THE EXERCISE - Copy out the entries word for word, starting at the very first line and ending at the line containing "data-point — [722, 242, 730, 250]", with both of those lines included.

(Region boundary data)
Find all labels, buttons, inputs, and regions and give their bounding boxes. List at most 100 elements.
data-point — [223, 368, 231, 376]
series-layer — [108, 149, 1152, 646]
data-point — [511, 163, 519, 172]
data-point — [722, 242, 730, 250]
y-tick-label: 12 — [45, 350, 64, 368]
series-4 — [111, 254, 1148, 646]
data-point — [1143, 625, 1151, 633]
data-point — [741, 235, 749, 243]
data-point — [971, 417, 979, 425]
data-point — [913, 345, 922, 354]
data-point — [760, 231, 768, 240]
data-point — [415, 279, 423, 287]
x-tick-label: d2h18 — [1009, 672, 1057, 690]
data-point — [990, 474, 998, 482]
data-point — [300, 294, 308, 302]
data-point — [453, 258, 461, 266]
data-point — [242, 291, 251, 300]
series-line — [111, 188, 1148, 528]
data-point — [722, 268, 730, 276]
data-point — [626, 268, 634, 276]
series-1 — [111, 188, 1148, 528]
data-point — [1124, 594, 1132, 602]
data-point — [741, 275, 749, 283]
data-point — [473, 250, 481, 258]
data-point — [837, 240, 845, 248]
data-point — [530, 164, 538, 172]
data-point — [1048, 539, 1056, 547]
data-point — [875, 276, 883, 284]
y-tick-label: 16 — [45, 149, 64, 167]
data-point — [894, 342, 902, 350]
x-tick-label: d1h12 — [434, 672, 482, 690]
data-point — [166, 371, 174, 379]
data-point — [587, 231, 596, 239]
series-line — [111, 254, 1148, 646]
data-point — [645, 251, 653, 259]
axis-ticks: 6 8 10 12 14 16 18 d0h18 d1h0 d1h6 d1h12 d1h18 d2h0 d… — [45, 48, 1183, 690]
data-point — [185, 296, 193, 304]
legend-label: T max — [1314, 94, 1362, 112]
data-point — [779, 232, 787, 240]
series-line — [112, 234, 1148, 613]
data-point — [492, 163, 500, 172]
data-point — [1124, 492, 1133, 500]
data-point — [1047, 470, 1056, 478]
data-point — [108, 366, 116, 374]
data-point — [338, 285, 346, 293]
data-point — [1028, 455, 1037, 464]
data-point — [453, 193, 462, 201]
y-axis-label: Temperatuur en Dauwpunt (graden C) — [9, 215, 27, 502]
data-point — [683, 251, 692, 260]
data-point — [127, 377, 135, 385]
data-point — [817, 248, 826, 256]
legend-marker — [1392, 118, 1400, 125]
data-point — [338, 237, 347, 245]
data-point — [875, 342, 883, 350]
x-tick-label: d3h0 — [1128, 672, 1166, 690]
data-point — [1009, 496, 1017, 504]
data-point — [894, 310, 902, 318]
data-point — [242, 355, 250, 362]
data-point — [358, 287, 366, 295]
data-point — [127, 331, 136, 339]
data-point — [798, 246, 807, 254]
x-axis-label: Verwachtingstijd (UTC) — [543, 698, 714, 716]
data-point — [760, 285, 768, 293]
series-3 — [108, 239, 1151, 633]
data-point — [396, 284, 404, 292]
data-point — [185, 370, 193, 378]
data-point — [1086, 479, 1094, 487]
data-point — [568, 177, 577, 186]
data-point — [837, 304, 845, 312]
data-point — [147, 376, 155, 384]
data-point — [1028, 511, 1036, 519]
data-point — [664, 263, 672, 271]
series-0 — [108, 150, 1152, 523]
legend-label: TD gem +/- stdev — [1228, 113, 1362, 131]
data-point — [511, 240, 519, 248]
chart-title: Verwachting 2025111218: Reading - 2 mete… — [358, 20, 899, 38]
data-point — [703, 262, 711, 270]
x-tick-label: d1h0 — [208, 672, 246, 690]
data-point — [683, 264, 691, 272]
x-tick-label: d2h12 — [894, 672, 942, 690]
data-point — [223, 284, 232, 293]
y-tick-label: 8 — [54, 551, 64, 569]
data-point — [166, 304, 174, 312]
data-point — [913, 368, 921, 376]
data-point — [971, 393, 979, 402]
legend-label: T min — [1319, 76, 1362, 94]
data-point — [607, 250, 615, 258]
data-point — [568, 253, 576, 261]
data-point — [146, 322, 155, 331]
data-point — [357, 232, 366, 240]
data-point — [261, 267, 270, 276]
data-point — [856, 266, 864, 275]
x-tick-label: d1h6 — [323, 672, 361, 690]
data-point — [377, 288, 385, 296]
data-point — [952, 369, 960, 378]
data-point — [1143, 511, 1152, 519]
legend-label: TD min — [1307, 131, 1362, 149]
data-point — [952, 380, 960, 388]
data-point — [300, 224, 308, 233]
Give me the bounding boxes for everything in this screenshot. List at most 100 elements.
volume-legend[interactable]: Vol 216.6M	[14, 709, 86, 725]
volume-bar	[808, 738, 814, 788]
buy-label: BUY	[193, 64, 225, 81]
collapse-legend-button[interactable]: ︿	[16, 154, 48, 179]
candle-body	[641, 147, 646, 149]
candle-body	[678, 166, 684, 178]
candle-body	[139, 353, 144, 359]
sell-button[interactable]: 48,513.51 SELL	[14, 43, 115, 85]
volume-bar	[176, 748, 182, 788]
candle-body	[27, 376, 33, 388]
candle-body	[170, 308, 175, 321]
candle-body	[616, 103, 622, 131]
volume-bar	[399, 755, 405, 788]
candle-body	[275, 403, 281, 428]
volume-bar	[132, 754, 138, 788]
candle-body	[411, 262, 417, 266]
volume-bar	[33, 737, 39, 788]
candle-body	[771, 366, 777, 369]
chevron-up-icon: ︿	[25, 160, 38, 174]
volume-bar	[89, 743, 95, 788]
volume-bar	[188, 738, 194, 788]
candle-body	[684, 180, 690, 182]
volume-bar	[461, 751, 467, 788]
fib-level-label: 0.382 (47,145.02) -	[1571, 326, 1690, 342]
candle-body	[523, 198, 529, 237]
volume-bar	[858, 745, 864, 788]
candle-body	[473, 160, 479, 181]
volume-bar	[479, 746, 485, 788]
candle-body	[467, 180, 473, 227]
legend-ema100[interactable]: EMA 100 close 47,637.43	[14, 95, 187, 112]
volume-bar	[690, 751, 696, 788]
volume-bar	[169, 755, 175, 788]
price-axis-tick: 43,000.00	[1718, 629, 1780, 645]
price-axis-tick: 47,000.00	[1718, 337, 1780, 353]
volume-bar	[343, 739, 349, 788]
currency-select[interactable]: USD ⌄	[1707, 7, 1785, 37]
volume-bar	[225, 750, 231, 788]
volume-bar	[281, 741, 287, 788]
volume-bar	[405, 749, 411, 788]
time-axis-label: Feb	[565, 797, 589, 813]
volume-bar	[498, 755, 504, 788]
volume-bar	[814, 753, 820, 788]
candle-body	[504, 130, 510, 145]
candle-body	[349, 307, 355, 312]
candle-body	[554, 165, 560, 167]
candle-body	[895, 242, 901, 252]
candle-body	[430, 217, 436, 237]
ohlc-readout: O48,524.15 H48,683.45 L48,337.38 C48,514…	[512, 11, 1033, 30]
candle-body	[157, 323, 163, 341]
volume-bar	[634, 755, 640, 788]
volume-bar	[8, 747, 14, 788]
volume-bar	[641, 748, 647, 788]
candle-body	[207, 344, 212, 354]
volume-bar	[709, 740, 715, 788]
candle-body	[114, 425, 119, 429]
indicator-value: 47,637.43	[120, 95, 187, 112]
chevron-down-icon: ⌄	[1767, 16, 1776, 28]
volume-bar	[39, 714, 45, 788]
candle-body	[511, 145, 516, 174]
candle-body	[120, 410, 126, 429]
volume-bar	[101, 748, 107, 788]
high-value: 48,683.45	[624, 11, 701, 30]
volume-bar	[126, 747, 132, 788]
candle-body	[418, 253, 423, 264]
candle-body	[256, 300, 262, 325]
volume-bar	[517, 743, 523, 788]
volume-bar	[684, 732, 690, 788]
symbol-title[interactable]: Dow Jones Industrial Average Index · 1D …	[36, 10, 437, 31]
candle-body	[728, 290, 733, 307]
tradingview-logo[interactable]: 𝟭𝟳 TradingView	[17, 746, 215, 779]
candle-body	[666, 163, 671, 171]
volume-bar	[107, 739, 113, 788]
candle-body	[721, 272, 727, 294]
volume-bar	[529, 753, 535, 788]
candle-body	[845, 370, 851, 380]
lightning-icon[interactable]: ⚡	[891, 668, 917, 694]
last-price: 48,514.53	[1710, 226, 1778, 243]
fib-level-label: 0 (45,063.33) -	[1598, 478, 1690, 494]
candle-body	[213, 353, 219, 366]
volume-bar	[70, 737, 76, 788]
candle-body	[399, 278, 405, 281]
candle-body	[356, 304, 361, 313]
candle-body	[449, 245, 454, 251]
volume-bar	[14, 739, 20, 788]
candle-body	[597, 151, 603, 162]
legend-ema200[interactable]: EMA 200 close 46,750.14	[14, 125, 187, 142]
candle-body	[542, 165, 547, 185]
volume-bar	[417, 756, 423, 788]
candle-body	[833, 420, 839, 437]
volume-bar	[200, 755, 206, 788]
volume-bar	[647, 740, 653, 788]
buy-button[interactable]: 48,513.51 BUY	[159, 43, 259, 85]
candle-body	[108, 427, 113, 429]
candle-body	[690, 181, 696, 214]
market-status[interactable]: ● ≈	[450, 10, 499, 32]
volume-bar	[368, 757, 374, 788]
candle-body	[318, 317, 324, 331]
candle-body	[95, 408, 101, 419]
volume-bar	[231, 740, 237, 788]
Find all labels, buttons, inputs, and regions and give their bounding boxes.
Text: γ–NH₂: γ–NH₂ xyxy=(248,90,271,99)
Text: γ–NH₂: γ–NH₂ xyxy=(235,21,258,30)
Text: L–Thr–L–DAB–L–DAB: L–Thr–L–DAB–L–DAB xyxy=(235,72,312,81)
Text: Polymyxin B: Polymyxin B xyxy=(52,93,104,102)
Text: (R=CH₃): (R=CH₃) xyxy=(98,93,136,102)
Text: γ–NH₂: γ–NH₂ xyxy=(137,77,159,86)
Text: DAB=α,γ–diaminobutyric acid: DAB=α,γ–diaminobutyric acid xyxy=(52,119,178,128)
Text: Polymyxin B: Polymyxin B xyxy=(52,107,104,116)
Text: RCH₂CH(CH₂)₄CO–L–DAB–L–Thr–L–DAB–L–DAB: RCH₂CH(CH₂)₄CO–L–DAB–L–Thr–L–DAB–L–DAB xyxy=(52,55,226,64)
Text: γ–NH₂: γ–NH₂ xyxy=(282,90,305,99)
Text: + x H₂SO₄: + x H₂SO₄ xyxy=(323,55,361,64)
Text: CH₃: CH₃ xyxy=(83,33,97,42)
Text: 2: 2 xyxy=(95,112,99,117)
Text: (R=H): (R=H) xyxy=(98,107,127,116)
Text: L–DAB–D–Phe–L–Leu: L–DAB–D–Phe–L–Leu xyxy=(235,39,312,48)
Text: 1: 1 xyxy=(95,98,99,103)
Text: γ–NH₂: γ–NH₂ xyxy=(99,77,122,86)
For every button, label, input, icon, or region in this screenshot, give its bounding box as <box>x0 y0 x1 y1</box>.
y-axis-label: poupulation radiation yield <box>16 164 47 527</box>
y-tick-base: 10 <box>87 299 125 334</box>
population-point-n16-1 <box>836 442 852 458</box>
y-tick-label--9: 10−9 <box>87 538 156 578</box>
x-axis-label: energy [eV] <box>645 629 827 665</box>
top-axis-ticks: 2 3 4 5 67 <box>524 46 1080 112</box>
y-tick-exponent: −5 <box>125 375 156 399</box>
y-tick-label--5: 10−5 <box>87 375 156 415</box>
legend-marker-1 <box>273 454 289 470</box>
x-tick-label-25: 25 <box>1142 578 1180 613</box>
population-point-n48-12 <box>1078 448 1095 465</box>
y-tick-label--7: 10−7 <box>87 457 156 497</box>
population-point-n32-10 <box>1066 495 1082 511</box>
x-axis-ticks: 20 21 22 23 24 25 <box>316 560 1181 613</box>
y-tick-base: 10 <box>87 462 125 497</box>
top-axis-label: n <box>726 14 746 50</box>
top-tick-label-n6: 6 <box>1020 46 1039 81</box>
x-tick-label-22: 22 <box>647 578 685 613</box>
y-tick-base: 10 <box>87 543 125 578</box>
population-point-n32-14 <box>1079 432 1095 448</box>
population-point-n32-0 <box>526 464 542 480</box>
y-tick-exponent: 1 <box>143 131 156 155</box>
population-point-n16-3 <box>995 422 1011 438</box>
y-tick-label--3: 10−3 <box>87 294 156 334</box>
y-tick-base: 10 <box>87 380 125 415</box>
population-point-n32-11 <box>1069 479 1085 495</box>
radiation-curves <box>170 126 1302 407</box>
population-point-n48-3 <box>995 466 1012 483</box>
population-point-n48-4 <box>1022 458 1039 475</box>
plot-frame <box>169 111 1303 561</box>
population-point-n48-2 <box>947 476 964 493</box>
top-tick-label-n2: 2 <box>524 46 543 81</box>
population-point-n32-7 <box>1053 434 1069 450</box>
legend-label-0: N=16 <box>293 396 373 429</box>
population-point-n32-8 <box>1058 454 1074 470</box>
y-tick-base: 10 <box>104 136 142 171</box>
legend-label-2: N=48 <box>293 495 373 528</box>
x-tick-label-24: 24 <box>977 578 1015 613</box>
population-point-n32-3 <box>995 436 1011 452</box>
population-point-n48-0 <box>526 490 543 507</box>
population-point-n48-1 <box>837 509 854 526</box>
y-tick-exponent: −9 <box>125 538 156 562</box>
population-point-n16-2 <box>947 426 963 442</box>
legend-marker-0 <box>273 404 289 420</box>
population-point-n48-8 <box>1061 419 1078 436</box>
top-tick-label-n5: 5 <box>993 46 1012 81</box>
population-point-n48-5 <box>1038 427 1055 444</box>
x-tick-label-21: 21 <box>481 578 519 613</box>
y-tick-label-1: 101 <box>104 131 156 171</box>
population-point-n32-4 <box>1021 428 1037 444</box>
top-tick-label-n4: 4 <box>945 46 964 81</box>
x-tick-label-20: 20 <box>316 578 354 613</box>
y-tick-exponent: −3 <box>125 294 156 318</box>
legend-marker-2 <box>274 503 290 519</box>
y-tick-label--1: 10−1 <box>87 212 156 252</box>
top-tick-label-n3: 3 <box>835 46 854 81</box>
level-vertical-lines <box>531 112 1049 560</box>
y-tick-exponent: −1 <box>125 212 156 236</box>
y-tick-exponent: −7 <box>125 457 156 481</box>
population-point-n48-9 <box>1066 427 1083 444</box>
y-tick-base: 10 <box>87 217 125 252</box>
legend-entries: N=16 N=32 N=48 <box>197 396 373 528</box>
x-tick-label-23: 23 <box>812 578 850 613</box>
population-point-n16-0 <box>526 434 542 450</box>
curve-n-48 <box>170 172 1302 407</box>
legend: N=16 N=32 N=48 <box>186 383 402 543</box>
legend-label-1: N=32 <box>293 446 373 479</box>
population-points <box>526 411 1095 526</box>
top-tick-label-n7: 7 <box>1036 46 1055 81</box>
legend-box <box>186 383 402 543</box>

RESPONSE FOR THIS EXERCISE -
Find all labels, buttons, inputs, and regions and give their bounding boxes. List at most 100 elements.
data-point — [223, 368, 231, 376]
series-layer — [108, 149, 1152, 646]
data-point — [511, 163, 519, 172]
data-point — [722, 242, 730, 250]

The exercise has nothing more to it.